*Instructions to follow*.
Provide an exact copy of the data, excluding the images.

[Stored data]
## start

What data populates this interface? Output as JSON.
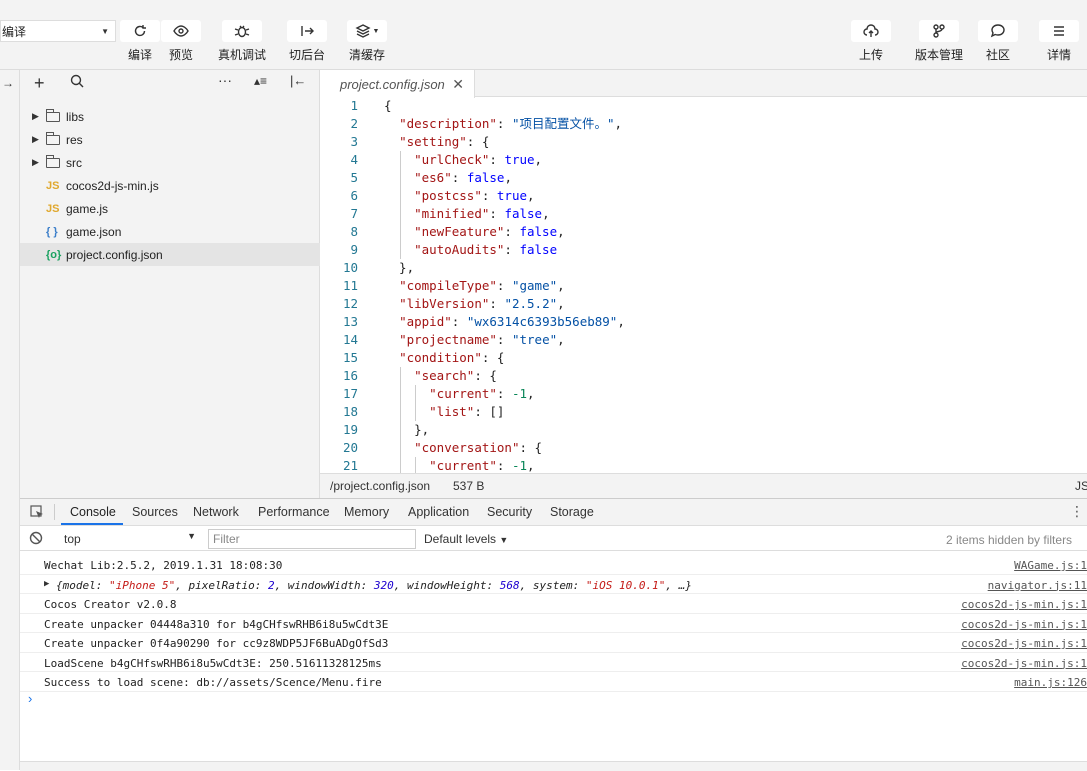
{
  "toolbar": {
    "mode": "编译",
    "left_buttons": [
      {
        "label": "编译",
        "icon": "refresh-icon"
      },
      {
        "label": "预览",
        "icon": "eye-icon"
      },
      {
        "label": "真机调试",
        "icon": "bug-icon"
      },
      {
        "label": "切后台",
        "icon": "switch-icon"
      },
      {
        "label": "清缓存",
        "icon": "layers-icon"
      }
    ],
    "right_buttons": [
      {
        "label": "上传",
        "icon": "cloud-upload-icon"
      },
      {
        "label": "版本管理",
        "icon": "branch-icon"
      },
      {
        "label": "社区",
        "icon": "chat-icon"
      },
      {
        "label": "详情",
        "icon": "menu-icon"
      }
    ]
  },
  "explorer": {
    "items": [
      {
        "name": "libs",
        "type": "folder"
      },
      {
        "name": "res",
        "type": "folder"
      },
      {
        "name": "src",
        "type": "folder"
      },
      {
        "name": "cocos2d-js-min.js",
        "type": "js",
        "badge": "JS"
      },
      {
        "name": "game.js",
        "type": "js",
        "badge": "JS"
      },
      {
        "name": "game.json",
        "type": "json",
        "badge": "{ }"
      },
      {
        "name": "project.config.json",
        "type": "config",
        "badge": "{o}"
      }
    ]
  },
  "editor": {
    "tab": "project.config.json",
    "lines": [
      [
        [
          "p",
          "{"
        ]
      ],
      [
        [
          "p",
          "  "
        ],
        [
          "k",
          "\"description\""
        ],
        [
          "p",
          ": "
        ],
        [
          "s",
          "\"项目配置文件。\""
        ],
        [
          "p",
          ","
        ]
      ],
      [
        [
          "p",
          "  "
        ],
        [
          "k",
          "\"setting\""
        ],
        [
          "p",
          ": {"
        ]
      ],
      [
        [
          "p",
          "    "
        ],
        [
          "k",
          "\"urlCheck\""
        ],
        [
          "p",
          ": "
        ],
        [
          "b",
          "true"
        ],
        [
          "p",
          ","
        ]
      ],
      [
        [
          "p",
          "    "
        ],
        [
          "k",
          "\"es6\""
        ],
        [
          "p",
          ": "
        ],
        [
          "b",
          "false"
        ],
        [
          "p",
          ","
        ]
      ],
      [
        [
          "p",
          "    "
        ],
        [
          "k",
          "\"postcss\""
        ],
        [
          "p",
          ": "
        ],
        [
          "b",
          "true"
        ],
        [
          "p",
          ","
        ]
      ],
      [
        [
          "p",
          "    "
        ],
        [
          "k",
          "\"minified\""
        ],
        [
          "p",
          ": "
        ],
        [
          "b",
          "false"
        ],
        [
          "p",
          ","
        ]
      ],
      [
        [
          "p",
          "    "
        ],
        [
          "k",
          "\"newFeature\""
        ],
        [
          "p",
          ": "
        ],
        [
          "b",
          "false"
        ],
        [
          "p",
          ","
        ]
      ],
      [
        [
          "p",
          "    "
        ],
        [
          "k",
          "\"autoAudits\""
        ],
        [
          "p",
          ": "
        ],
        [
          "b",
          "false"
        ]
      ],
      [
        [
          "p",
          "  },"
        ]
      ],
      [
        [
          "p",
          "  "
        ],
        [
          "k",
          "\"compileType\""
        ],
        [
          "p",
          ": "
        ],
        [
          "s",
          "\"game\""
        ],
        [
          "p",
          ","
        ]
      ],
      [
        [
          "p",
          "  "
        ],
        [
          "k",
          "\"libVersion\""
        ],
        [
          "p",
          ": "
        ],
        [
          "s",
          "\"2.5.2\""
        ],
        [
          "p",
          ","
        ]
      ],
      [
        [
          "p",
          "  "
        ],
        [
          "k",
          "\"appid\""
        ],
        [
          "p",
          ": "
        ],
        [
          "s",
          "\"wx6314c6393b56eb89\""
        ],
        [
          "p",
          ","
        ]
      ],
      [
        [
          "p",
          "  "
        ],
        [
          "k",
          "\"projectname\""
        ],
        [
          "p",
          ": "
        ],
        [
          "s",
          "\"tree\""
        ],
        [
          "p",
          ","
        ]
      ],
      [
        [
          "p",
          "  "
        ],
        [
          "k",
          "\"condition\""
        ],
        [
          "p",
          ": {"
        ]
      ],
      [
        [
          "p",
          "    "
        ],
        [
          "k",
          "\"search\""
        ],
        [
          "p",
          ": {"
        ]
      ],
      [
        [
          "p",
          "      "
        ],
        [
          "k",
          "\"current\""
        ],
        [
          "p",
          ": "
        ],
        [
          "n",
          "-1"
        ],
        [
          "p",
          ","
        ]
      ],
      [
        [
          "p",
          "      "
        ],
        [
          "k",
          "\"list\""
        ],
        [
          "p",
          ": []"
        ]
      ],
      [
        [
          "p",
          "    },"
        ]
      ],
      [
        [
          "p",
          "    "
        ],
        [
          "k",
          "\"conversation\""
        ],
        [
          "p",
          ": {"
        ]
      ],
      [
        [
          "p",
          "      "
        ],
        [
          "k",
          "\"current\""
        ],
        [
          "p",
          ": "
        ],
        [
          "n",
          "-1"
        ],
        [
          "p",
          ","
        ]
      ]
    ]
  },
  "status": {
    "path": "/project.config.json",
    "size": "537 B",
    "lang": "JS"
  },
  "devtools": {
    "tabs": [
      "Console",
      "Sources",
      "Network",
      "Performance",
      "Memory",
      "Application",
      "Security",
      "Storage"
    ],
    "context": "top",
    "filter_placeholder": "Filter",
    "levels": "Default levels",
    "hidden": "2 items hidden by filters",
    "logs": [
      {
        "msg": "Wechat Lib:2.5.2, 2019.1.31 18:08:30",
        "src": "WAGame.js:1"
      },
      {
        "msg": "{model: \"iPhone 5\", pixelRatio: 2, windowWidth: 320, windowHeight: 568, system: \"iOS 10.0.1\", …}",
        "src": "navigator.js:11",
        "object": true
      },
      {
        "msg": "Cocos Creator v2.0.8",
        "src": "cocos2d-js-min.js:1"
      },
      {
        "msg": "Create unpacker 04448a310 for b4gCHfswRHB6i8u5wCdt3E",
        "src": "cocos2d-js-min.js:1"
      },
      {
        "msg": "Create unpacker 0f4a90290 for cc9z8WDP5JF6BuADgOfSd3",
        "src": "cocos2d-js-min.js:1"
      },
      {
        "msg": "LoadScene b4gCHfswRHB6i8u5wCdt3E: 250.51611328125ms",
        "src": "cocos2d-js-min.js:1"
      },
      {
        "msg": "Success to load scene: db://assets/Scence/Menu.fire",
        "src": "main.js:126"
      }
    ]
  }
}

## end

*Result of this exercise*.
What data populates this interface? Output as JSON.
{
  "toolbar": {
    "mode": "编译",
    "left_buttons": [
      {
        "label": "编译",
        "icon": "refresh-icon"
      },
      {
        "label": "预览",
        "icon": "eye-icon"
      },
      {
        "label": "真机调试",
        "icon": "bug-icon"
      },
      {
        "label": "切后台",
        "icon": "switch-icon"
      },
      {
        "label": "清缓存",
        "icon": "layers-icon"
      }
    ],
    "right_buttons": [
      {
        "label": "上传",
        "icon": "cloud-upload-icon"
      },
      {
        "label": "版本管理",
        "icon": "branch-icon"
      },
      {
        "label": "社区",
        "icon": "chat-icon"
      },
      {
        "label": "详情",
        "icon": "menu-icon"
      }
    ]
  },
  "explorer": {
    "items": [
      {
        "name": "libs",
        "type": "folder"
      },
      {
        "name": "res",
        "type": "folder"
      },
      {
        "name": "src",
        "type": "folder"
      },
      {
        "name": "cocos2d-js-min.js",
        "type": "js",
        "badge": "JS"
      },
      {
        "name": "game.js",
        "type": "js",
        "badge": "JS"
      },
      {
        "name": "game.json",
        "type": "json",
        "badge": "{ }"
      },
      {
        "name": "project.config.json",
        "type": "config",
        "badge": "{o}"
      }
    ]
  },
  "editor": {
    "tab": "project.config.json",
    "lines": [
      [
        [
          "p",
          "{"
        ]
      ],
      [
        [
          "p",
          "  "
        ],
        [
          "k",
          "\"description\""
        ],
        [
          "p",
          ": "
        ],
        [
          "s",
          "\"项目配置文件。\""
        ],
        [
          "p",
          ","
        ]
      ],
      [
        [
          "p",
          "  "
        ],
        [
          "k",
          "\"setting\""
        ],
        [
          "p",
          ": {"
        ]
      ],
      [
        [
          "p",
          "    "
        ],
        [
          "k",
          "\"urlCheck\""
        ],
        [
          "p",
          ": "
        ],
        [
          "b",
          "true"
        ],
        [
          "p",
          ","
        ]
      ],
      [
        [
          "p",
          "    "
        ],
        [
          "k",
          "\"es6\""
        ],
        [
          "p",
          ": "
        ],
        [
          "b",
          "false"
        ],
        [
          "p",
          ","
        ]
      ],
      [
        [
          "p",
          "    "
        ],
        [
          "k",
          "\"postcss\""
        ],
        [
          "p",
          ": "
        ],
        [
          "b",
          "true"
        ],
        [
          "p",
          ","
        ]
      ],
      [
        [
          "p",
          "    "
        ],
        [
          "k",
          "\"minified\""
        ],
        [
          "p",
          ": "
        ],
        [
          "b",
          "false"
        ],
        [
          "p",
          ","
        ]
      ],
      [
        [
          "p",
          "    "
        ],
        [
          "k",
          "\"newFeature\""
        ],
        [
          "p",
          ": "
        ],
        [
          "b",
          "false"
        ],
        [
          "p",
          ","
        ]
      ],
      [
        [
          "p",
          "    "
        ],
        [
          "k",
          "\"autoAudits\""
        ],
        [
          "p",
          ": "
        ],
        [
          "b",
          "false"
        ]
      ],
      [
        [
          "p",
          "  },"
        ]
      ],
      [
        [
          "p",
          "  "
        ],
        [
          "k",
          "\"compileType\""
        ],
        [
          "p",
          ": "
        ],
        [
          "s",
          "\"game\""
        ],
        [
          "p",
          ","
        ]
      ],
      [
        [
          "p",
          "  "
        ],
        [
          "k",
          "\"libVersion\""
        ],
        [
          "p",
          ": "
        ],
        [
          "s",
          "\"2.5.2\""
        ],
        [
          "p",
          ","
        ]
      ],
      [
        [
          "p",
          "  "
        ],
        [
          "k",
          "\"appid\""
        ],
        [
          "p",
          ": "
        ],
        [
          "s",
          "\"wx6314c6393b56eb89\""
        ],
        [
          "p",
          ","
        ]
      ],
      [
        [
          "p",
          "  "
        ],
        [
          "k",
          "\"projectname\""
        ],
        [
          "p",
          ": "
        ],
        [
          "s",
          "\"tree\""
        ],
        [
          "p",
          ","
        ]
      ],
      [
        [
          "p",
          "  "
        ],
        [
          "k",
          "\"condition\""
        ],
        [
          "p",
          ": {"
        ]
      ],
      [
        [
          "p",
          "    "
        ],
        [
          "k",
          "\"search\""
        ],
        [
          "p",
          ": {"
        ]
      ],
      [
        [
          "p",
          "      "
        ],
        [
          "k",
          "\"current\""
        ],
        [
          "p",
          ": "
        ],
        [
          "n",
          "-1"
        ],
        [
          "p",
          ","
        ]
      ],
      [
        [
          "p",
          "      "
        ],
        [
          "k",
          "\"list\""
        ],
        [
          "p",
          ": []"
        ]
      ],
      [
        [
          "p",
          "    },"
        ]
      ],
      [
        [
          "p",
          "    "
        ],
        [
          "k",
          "\"conversation\""
        ],
        [
          "p",
          ": {"
        ]
      ],
      [
        [
          "p",
          "      "
        ],
        [
          "k",
          "\"current\""
        ],
        [
          "p",
          ": "
        ],
        [
          "n",
          "-1"
        ],
        [
          "p",
          ","
        ]
      ]
    ]
  },
  "status": {
    "path": "/project.config.json",
    "size": "537 B",
    "lang": "JS"
  },
  "devtools": {
    "tabs": [
      "Console",
      "Sources",
      "Network",
      "Performance",
      "Memory",
      "Application",
      "Security",
      "Storage"
    ],
    "context": "top",
    "filter_placeholder": "Filter",
    "levels": "Default levels",
    "hidden": "2 items hidden by filters",
    "logs": [
      {
        "msg": "Wechat Lib:2.5.2, 2019.1.31 18:08:30",
        "src": "WAGame.js:1"
      },
      {
        "msg": "{model: \"iPhone 5\", pixelRatio: 2, windowWidth: 320, windowHeight: 568, system: \"iOS 10.0.1\", …}",
        "src": "navigator.js:11",
        "object": true
      },
      {
        "msg": "Cocos Creator v2.0.8",
        "src": "cocos2d-js-min.js:1"
      },
      {
        "msg": "Create unpacker 04448a310 for b4gCHfswRHB6i8u5wCdt3E",
        "src": "cocos2d-js-min.js:1"
      },
      {
        "msg": "Create unpacker 0f4a90290 for cc9z8WDP5JF6BuADgOfSd3",
        "src": "cocos2d-js-min.js:1"
      },
      {
        "msg": "LoadScene b4gCHfswRHB6i8u5wCdt3E: 250.51611328125ms",
        "src": "cocos2d-js-min.js:1"
      },
      {
        "msg": "Success to load scene: db://assets/Scence/Menu.fire",
        "src": "main.js:126"
      }
    ]
  }
}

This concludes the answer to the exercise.